(Data items)
──────────────────────────────

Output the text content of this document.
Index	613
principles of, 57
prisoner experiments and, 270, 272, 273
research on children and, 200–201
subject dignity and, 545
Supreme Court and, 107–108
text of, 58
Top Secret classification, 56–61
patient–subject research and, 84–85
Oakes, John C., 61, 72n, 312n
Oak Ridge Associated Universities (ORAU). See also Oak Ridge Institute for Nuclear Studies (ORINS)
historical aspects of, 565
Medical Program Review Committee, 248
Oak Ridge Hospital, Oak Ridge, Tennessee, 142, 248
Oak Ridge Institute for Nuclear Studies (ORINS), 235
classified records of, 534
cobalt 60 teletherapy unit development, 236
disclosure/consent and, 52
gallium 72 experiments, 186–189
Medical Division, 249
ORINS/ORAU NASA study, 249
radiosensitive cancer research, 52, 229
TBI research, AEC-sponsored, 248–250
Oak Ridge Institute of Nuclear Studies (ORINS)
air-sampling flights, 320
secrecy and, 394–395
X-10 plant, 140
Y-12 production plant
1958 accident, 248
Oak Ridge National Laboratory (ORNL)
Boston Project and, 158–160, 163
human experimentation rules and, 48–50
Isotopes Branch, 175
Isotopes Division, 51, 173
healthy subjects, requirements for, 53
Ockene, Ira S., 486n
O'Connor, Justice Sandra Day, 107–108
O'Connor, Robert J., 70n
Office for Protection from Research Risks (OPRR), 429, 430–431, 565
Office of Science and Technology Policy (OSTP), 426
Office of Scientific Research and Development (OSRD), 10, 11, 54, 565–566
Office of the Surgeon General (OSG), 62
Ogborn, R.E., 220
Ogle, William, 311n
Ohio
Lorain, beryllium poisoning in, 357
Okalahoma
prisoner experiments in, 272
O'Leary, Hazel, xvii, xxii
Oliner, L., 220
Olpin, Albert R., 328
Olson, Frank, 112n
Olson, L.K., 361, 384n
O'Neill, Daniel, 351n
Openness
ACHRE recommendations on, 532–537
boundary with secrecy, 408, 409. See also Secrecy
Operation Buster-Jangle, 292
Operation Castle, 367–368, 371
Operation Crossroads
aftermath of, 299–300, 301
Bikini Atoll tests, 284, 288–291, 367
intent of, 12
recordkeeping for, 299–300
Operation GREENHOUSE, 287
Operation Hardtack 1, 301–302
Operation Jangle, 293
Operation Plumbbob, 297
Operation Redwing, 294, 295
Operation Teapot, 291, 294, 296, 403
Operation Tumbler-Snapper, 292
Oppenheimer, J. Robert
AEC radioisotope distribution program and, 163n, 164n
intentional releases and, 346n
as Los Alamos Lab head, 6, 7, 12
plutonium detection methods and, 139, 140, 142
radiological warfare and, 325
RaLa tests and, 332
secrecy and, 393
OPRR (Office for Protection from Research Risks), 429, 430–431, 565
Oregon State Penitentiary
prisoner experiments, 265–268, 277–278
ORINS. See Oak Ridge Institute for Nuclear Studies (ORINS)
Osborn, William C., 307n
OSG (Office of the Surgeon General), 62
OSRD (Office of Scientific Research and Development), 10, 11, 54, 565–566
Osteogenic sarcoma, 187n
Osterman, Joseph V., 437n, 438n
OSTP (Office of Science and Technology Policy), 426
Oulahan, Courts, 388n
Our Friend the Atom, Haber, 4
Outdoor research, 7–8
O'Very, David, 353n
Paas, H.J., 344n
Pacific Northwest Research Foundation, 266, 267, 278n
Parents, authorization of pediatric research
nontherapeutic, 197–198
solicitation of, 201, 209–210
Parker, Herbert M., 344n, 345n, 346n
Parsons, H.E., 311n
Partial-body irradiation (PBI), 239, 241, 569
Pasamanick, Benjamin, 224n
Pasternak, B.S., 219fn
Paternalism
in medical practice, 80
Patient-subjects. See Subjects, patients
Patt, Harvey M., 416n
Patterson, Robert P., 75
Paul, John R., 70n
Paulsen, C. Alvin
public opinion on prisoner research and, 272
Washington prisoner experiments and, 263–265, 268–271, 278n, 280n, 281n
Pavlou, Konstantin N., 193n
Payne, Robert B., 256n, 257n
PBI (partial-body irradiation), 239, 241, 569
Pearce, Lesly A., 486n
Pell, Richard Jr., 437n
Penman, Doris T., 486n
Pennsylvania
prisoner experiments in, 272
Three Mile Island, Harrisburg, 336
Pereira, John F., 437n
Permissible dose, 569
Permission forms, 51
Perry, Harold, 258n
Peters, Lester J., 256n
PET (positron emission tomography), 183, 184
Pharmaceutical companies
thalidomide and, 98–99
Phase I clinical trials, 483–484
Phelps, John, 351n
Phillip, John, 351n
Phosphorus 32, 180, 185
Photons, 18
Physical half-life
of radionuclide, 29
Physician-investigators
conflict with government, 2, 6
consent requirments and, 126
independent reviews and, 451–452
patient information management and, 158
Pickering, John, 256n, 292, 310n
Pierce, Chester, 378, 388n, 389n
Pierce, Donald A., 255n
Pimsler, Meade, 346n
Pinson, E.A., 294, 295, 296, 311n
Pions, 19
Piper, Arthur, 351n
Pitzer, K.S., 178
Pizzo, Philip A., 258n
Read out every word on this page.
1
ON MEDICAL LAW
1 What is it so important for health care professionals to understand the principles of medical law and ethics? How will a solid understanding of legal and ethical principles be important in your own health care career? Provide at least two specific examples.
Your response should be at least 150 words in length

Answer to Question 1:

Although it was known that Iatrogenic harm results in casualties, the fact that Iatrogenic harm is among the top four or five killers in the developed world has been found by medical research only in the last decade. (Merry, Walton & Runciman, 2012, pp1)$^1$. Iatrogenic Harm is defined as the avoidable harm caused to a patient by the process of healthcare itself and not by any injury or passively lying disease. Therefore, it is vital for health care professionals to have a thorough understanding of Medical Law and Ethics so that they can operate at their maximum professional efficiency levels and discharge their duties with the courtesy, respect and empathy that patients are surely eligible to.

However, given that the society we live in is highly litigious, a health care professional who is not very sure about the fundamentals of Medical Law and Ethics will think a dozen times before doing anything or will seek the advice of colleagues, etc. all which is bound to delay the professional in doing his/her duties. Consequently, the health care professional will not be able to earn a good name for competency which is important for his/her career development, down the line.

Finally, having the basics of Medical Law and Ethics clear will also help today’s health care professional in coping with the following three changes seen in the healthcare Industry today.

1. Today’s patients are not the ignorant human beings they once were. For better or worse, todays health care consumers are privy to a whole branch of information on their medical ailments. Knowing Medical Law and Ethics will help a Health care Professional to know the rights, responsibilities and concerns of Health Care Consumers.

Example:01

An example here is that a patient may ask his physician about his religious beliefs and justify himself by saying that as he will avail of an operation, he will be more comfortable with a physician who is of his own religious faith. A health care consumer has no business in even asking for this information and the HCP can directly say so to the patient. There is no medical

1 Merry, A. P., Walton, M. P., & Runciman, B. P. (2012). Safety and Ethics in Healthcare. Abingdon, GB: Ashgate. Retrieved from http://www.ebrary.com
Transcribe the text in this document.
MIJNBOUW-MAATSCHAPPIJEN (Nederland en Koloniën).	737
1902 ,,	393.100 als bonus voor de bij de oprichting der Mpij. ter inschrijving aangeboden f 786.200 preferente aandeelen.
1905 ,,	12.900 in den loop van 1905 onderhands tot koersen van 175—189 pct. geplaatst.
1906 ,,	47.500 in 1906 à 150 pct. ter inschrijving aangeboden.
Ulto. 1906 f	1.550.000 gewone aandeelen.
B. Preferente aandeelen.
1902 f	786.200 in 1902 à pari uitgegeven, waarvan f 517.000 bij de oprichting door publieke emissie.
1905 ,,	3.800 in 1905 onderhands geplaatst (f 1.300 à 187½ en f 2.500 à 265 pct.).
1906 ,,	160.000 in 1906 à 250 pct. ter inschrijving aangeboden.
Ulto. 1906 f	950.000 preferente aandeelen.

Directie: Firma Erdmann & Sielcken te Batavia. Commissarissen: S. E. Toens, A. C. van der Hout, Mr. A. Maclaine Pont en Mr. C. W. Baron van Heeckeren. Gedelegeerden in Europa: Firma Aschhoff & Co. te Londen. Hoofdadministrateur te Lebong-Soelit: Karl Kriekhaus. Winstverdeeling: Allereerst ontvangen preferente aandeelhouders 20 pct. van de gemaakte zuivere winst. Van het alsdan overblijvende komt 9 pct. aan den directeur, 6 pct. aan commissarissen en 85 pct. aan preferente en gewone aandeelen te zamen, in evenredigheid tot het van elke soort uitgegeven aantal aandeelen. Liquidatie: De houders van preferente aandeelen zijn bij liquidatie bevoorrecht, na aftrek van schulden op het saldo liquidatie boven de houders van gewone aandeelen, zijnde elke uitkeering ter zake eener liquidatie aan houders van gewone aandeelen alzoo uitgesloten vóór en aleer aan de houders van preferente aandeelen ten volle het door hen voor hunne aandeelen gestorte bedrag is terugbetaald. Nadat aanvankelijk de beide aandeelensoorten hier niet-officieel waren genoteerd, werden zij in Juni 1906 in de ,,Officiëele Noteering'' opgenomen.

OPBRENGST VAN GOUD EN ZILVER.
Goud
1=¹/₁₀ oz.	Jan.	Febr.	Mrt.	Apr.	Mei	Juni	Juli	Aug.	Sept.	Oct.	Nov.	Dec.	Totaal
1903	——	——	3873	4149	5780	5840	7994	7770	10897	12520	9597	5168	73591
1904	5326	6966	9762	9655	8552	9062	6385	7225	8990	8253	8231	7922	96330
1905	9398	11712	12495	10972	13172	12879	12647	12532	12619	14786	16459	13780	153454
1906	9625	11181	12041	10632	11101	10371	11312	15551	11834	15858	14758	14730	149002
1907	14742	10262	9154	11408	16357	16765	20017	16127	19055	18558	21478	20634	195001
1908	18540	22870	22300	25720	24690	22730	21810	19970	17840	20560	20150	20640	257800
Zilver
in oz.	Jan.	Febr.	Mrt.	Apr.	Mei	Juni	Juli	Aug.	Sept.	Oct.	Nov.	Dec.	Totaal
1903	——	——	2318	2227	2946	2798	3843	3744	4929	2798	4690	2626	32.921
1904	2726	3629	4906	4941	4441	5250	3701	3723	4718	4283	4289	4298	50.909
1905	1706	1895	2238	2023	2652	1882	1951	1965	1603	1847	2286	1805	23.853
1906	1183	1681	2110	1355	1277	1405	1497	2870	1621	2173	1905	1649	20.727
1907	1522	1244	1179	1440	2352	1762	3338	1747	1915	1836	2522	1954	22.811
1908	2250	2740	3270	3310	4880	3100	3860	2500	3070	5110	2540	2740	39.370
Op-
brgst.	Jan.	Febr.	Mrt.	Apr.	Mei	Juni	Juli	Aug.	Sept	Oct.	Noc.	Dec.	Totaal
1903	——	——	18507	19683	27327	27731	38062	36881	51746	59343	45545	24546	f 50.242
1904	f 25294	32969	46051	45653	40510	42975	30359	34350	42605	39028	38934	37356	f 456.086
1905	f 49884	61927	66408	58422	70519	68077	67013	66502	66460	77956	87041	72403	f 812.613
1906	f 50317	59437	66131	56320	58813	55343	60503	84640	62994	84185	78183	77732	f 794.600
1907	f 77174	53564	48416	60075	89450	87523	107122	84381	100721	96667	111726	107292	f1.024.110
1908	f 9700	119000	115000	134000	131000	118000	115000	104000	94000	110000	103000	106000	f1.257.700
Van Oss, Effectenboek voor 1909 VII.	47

──────────────────────────────

> Task instructions: Copy out every line of the entries where the string "General" shows up.

> Solution:
Office of the Surgeon General (OSG), 62
OSG (Office of the Surgeon General), 62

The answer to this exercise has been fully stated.